## REQUIRED TASK
Report the count of lines where the string "我们有相知相识的故事" appears, and nothing else.

## SOURCE DATA
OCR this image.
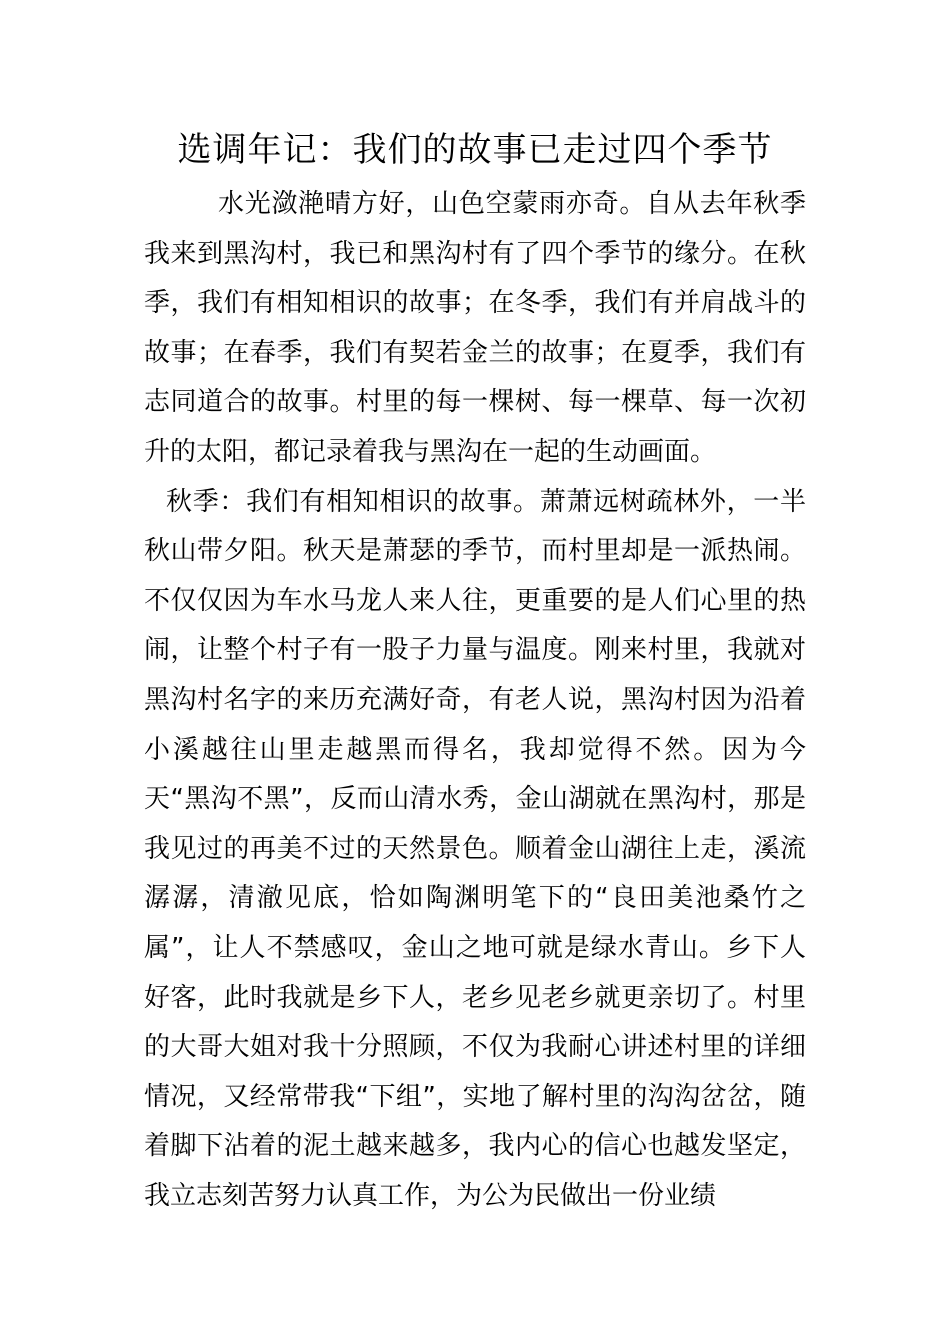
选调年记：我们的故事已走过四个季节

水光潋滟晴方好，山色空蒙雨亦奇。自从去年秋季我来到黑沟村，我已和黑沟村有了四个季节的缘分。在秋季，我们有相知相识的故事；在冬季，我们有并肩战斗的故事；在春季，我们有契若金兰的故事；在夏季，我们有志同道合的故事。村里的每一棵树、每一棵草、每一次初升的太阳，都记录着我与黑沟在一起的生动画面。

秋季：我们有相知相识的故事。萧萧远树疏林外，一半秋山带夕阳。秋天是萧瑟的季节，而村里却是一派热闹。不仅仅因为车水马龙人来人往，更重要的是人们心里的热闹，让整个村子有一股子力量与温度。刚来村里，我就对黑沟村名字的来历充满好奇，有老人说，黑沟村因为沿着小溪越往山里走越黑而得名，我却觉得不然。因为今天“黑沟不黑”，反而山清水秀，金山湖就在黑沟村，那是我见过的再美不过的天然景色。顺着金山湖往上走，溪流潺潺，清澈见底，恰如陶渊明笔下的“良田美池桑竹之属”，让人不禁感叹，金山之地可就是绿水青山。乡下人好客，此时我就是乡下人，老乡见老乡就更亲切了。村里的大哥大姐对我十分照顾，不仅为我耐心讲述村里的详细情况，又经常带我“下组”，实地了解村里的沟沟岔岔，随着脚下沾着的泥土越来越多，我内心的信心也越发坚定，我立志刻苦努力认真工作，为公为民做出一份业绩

* * *

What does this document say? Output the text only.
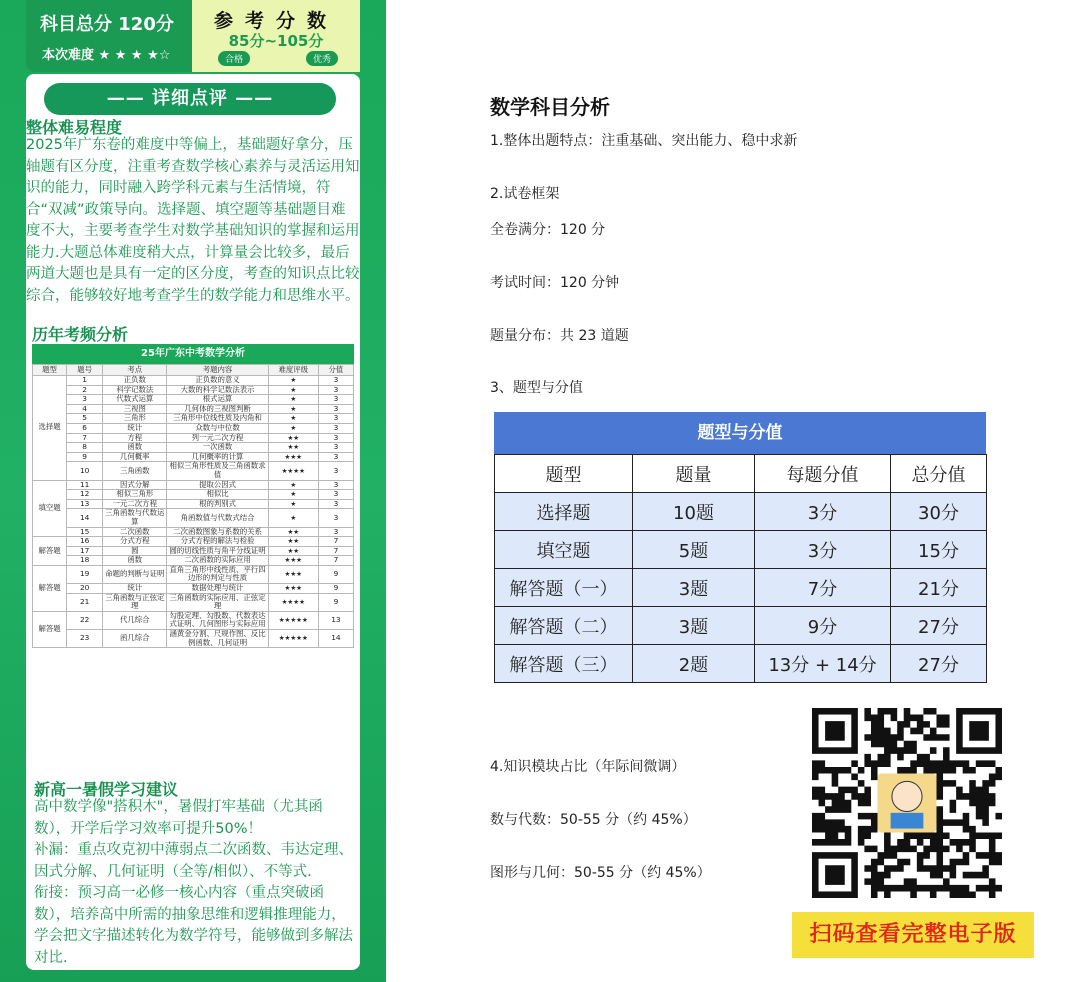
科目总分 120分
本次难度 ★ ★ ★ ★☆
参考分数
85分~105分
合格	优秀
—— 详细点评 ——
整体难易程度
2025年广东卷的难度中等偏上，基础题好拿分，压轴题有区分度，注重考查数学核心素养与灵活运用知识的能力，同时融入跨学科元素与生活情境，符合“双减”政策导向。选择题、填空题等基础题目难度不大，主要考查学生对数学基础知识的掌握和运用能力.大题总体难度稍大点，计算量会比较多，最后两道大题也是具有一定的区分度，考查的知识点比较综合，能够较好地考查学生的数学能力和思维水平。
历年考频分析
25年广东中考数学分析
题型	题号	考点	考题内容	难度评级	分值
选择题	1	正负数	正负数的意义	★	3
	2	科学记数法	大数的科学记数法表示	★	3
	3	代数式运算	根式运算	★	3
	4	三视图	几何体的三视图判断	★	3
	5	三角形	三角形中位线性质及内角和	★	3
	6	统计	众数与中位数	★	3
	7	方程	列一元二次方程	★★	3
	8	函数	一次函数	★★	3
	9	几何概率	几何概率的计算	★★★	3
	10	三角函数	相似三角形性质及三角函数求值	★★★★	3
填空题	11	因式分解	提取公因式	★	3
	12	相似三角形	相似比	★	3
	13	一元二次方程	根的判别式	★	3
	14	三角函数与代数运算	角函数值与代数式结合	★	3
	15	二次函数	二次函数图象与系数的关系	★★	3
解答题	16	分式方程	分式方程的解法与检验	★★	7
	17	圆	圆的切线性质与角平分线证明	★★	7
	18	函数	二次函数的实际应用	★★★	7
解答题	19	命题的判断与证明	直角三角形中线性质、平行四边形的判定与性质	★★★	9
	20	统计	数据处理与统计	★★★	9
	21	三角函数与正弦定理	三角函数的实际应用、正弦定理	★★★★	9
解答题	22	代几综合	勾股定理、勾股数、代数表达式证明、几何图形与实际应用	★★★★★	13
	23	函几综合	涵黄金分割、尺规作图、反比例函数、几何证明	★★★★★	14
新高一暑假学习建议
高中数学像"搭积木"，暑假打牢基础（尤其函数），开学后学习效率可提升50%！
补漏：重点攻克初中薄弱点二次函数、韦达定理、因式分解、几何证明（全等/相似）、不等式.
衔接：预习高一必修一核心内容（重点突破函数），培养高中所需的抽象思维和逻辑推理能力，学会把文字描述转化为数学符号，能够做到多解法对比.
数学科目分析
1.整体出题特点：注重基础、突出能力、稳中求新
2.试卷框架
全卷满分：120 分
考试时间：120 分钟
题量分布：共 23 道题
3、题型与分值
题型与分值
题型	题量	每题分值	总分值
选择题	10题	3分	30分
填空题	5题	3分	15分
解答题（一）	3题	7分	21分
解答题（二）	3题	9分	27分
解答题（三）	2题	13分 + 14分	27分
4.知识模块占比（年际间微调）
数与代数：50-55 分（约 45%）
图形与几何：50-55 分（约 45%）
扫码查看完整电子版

## SOLUTION TO THIS TASK
2